Collected data entries
************
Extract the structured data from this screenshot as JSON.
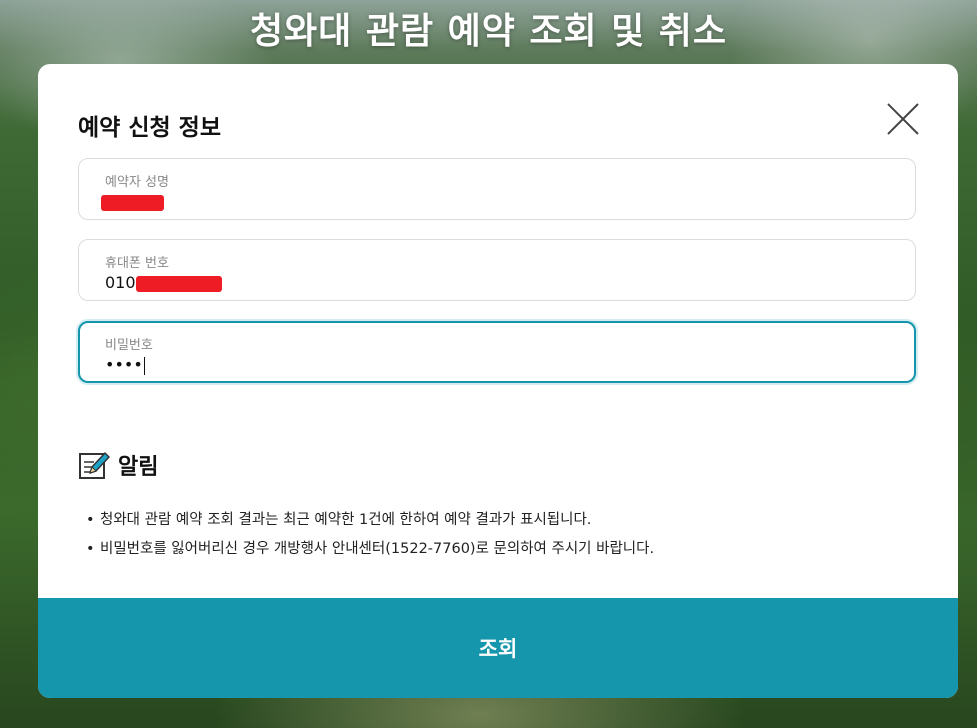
{
  "page": {
    "title": "청와대 관람 예약 조회 및 취소"
  },
  "modal": {
    "title": "예약 신청 정보",
    "close_icon": "close-icon",
    "fields": {
      "name": {
        "label": "예약자 성명",
        "value_redacted": true
      },
      "phone": {
        "label": "휴대폰 번호",
        "value_prefix": "010",
        "value_redacted": true
      },
      "password": {
        "label": "비밀번호",
        "value": "••••",
        "focused": true
      }
    },
    "notice": {
      "icon": "pencil-note-icon",
      "title": "알림",
      "items": [
        "청와대 관람 예약 조회 결과는 최근 예약한 1건에 한하여 예약 결과가 표시됩니다.",
        "비밀번호를 잃어버리신 경우 개방행사 안내센터(1522-7760)로 문의하여 주시기 바랍니다."
      ]
    },
    "submit_label": "조회"
  },
  "colors": {
    "accent": "#1596ac",
    "focus_border": "#1396ab",
    "redaction": "#ee1c24"
  }
}
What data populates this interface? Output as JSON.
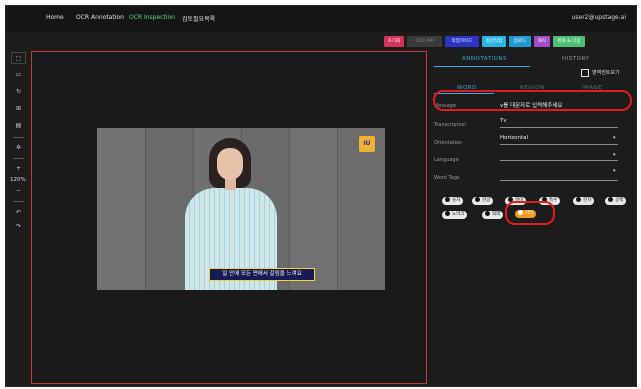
************
In the entries above, find lines with "this" and copy each.

Extract the structured data from this screenshot as JSON.
What data populates this interface? Output as JSON.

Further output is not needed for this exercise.